• _Input data_
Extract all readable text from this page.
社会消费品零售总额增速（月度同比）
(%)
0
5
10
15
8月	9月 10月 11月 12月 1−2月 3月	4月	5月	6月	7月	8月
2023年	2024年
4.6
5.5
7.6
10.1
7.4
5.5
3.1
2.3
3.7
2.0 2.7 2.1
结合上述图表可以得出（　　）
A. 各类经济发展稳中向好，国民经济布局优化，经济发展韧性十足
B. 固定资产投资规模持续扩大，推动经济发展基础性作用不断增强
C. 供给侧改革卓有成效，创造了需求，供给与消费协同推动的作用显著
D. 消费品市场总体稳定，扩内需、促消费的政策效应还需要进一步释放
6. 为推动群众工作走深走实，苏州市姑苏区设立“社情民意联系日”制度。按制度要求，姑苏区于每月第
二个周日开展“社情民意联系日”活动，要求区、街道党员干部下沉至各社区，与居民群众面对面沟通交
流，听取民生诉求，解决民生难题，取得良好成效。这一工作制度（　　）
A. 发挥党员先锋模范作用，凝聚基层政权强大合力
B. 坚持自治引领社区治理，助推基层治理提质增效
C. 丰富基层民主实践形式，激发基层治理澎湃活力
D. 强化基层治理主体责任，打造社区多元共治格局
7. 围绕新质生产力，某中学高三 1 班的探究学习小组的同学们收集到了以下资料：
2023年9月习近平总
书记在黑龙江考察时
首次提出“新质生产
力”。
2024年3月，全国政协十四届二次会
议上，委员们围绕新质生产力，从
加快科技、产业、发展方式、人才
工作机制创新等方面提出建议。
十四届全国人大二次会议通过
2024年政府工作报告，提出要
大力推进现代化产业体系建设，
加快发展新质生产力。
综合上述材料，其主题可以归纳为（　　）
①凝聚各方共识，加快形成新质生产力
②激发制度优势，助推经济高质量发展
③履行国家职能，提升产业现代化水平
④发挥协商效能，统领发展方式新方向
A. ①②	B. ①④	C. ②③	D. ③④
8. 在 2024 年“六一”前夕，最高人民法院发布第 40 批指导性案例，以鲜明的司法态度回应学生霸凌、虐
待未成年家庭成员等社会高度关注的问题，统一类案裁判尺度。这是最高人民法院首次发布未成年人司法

• _Task_
In the entries above, find every line holding the word "社情民意联系日" and copy it out.

• _Exercise response_
6. 为推动群众工作走深走实，苏州市姑苏区设立“社情民意联系日”制度。按制度要求，姑苏区于每月第
二个周日开展“社情民意联系日”活动，要求区、街道党员干部下沉至各社区，与居民群众面对面沟通交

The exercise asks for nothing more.